— start Records supplied —

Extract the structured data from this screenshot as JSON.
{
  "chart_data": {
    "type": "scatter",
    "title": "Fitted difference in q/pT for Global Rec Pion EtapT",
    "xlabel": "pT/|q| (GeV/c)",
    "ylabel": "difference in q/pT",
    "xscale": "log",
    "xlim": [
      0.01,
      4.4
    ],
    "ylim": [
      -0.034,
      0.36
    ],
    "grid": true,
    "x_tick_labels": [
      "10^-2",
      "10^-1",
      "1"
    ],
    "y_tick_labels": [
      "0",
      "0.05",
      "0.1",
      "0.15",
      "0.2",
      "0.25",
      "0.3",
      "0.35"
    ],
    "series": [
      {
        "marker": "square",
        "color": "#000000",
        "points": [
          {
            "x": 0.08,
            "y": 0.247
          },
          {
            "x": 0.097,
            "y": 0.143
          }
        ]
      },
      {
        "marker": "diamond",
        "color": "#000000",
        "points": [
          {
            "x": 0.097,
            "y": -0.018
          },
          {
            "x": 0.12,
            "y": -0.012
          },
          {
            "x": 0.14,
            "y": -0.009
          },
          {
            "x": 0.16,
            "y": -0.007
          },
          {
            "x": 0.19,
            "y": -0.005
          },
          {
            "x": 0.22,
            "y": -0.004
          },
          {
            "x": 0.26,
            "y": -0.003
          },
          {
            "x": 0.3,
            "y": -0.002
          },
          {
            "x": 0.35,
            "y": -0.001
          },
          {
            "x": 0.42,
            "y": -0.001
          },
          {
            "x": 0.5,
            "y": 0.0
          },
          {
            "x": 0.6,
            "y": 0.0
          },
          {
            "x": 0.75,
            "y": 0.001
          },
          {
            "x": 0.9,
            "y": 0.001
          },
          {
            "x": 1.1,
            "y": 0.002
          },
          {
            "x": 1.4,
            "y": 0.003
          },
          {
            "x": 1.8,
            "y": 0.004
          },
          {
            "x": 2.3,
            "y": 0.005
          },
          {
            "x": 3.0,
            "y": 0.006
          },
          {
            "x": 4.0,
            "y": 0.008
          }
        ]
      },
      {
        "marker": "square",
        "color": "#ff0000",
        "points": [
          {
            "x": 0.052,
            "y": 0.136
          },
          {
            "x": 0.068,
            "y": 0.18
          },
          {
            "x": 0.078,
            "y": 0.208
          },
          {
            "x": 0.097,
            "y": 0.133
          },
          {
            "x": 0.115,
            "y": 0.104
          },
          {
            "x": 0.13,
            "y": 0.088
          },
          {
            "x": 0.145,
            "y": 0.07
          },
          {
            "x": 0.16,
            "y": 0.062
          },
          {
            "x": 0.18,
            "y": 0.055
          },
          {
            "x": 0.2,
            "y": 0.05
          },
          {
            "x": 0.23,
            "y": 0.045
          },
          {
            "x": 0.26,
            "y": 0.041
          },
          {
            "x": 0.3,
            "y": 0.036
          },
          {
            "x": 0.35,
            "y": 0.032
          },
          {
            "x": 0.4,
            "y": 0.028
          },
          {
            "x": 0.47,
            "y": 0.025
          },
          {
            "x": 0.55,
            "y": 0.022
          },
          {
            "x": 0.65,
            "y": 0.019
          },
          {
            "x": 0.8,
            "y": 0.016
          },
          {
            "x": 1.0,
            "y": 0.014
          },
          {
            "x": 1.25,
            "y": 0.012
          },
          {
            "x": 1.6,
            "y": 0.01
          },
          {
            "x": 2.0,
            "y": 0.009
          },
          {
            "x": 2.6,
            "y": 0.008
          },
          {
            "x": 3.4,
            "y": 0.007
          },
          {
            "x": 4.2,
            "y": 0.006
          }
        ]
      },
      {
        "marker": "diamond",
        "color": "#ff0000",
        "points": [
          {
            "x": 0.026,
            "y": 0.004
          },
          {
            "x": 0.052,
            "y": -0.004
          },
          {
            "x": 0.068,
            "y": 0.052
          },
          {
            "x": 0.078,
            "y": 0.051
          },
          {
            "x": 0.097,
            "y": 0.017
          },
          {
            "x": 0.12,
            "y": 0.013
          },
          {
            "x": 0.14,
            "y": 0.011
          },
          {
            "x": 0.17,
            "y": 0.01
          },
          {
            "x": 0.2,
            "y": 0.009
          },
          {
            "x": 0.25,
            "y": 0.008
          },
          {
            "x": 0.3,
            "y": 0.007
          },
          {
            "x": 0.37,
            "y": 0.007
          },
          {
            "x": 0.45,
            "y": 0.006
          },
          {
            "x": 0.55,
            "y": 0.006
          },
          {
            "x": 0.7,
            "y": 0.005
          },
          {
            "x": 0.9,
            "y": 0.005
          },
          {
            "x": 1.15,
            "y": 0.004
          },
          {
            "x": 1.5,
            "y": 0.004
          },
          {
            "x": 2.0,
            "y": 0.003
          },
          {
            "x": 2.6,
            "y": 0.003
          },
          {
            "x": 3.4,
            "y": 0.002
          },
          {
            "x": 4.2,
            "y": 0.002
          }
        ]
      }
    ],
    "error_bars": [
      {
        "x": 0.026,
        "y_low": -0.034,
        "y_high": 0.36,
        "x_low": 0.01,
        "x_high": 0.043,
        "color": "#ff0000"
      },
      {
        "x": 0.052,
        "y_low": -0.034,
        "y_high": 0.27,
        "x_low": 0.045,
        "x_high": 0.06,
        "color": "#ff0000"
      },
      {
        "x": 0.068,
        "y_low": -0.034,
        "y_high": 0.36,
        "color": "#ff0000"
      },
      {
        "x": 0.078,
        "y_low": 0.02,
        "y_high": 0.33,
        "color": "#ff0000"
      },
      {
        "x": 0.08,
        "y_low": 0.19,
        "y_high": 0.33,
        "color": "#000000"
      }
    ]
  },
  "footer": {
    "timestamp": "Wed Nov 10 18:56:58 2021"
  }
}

— end Records supplied —
— start Records supplied —

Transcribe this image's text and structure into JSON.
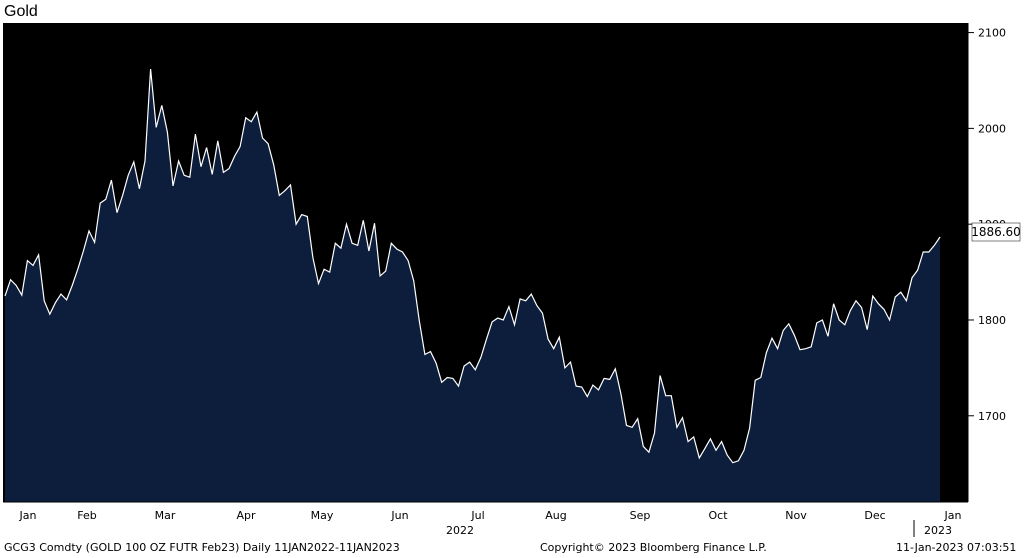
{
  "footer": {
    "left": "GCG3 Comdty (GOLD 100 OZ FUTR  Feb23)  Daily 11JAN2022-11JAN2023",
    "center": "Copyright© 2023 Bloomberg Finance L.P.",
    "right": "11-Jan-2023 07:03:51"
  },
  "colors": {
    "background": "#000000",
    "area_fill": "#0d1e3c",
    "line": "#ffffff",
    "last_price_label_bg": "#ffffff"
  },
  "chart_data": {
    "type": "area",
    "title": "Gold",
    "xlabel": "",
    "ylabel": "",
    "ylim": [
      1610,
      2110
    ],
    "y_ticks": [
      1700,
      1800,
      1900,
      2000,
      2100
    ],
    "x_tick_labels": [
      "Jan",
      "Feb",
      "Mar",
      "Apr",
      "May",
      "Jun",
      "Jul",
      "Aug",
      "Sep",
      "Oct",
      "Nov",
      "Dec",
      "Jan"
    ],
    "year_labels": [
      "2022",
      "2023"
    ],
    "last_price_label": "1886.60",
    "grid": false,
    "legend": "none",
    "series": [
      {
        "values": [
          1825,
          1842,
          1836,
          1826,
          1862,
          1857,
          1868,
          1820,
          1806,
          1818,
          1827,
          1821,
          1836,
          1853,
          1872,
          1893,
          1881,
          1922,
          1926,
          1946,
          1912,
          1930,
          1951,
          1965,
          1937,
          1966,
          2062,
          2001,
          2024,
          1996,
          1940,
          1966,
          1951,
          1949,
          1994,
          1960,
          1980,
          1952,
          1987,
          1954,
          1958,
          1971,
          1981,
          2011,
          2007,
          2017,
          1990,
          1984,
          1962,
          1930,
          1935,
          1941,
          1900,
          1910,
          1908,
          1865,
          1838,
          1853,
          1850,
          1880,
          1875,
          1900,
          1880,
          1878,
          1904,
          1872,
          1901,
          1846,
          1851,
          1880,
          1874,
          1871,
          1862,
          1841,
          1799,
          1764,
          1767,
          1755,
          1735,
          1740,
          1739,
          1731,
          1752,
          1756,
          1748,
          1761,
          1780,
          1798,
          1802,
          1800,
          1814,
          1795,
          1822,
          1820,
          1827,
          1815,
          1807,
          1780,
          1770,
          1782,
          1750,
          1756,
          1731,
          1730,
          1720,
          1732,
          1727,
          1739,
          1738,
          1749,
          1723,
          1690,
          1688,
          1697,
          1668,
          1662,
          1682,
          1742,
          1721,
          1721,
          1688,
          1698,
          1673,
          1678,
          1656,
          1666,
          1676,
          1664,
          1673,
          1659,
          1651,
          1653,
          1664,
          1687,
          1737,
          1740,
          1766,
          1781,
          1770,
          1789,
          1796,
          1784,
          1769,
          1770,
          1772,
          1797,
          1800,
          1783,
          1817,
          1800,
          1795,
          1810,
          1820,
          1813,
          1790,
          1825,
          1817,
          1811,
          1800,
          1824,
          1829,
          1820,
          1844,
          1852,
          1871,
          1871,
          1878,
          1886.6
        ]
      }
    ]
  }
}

— end Records supplied —
— start Records supplied —

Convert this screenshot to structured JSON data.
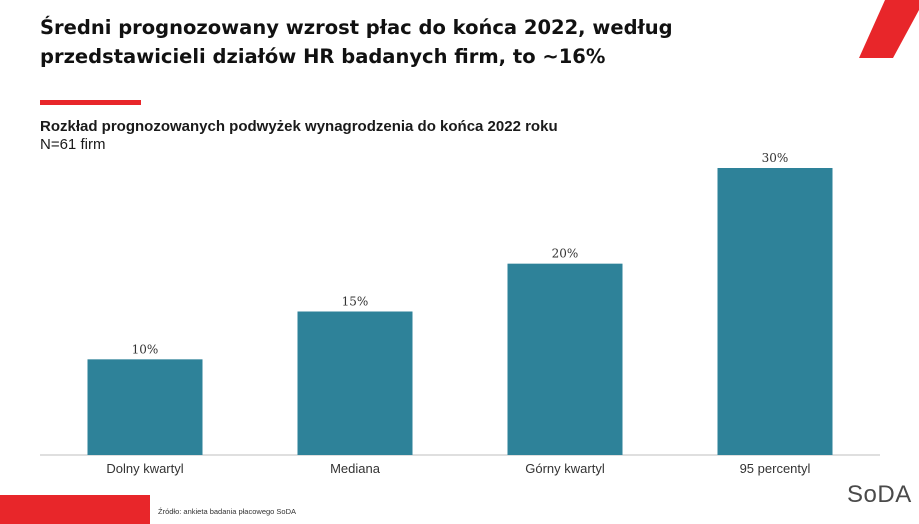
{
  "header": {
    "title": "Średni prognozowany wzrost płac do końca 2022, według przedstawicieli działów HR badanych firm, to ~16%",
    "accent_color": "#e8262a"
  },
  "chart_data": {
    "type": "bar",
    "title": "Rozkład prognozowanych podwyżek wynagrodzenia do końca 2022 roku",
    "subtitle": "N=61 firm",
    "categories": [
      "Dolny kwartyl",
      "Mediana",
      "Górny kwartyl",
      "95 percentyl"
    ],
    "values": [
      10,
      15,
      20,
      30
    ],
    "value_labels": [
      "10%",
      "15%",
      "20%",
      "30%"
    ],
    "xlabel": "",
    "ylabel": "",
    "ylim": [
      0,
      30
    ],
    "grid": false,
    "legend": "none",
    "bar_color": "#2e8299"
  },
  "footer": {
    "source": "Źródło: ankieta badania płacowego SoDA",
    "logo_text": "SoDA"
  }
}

— end Records supplied —

§ What is needed: Your task is to list each line of the records with the word "końca".

§ In response:
    "title": "Średni prognozowany wzrost płac do końca 2022, według przedstawicieli działów HR badanych firm, to ~16%",
    "title": "Rozkład prognozowanych podwyżek wynagrodzenia do końca 2022 roku",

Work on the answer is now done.